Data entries
((
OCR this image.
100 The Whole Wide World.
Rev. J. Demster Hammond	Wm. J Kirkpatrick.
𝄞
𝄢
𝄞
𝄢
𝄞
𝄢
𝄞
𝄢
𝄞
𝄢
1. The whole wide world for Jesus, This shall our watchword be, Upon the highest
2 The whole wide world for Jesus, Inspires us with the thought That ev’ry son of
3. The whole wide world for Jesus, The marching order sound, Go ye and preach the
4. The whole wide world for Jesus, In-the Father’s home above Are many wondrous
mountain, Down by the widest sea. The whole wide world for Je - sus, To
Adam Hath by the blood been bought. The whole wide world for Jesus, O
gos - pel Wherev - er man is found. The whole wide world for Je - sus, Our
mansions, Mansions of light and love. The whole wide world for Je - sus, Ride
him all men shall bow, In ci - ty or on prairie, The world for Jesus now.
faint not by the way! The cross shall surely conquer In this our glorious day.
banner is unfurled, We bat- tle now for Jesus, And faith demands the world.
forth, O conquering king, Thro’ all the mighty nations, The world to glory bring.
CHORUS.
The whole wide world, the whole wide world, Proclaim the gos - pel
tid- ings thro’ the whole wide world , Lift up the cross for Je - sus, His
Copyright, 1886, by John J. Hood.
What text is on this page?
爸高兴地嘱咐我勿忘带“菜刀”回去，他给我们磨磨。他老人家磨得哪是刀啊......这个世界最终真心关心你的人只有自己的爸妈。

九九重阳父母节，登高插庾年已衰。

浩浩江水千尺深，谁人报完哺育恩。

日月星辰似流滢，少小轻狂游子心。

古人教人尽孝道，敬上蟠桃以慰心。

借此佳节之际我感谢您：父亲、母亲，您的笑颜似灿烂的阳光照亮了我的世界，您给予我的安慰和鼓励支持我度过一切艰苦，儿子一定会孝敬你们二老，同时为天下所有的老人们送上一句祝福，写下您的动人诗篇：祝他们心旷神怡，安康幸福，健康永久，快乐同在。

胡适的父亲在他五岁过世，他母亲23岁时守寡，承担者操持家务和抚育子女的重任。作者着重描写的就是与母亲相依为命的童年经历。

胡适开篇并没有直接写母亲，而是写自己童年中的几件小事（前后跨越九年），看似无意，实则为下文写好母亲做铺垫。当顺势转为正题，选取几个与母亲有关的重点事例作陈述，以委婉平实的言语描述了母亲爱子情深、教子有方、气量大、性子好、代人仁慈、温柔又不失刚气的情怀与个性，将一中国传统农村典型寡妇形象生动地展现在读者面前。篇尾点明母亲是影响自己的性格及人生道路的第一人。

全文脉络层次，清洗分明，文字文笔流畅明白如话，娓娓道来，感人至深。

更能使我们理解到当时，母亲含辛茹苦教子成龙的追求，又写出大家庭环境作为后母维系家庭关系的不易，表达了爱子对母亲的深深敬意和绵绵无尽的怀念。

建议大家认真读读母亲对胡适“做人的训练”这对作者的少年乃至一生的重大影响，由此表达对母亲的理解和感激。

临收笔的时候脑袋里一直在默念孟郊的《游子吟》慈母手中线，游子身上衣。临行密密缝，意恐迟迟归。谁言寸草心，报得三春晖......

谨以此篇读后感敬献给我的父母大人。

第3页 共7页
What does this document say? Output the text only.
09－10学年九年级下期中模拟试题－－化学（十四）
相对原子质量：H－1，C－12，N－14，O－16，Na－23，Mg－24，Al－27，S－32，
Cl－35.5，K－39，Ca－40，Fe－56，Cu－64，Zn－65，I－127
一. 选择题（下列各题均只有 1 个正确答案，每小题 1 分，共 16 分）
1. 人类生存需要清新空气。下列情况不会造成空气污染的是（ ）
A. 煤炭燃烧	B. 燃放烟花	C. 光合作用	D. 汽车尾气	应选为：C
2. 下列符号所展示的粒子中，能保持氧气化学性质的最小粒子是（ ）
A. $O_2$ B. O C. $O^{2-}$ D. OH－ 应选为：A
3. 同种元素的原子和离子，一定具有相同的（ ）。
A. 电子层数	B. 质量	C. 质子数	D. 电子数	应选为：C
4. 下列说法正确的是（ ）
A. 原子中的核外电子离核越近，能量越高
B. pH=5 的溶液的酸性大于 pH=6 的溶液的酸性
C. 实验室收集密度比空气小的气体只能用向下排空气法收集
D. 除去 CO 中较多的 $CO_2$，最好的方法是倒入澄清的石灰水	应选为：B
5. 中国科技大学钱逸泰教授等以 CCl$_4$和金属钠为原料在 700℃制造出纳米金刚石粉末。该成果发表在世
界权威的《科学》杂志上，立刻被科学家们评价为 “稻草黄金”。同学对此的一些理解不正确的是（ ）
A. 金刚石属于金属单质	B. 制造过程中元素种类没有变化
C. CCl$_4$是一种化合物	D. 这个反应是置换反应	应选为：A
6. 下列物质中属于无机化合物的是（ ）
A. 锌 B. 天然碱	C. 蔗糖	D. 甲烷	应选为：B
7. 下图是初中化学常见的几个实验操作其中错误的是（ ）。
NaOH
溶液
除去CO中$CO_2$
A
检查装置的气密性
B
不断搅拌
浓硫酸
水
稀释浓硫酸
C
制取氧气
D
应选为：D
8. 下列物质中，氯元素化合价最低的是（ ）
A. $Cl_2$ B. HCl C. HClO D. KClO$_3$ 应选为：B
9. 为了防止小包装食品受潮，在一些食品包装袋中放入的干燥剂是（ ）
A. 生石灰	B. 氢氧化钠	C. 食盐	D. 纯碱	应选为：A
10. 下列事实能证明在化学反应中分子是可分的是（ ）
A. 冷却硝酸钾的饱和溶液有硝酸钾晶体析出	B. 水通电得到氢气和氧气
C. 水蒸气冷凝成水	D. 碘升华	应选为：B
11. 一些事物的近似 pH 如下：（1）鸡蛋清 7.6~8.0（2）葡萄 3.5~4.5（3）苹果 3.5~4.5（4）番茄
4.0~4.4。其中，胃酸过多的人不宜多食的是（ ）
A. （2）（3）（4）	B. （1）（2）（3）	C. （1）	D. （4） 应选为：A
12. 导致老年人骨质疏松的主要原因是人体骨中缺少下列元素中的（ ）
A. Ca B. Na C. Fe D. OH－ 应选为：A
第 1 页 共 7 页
))
## TASK
Pick out the lines that contain "Jesus" and copy them.

## REPLY
1. The whole wide world for Jesus, This shall our watchword be, Upon the highest
2 The whole wide world for Jesus, Inspires us with the thought That ev’ry son of
3. The whole wide world for Jesus, The marching order sound, Go ye and preach the
4. The whole wide world for Jesus, In-the Father’s home above Are many wondrous
Adam Hath by the blood been bought. The whole wide world for Jesus, O
him all men shall bow, In ci - ty or on prairie, The world for Jesus now.
banner is unfurled, We bat- tle now for Jesus, And faith demands the world.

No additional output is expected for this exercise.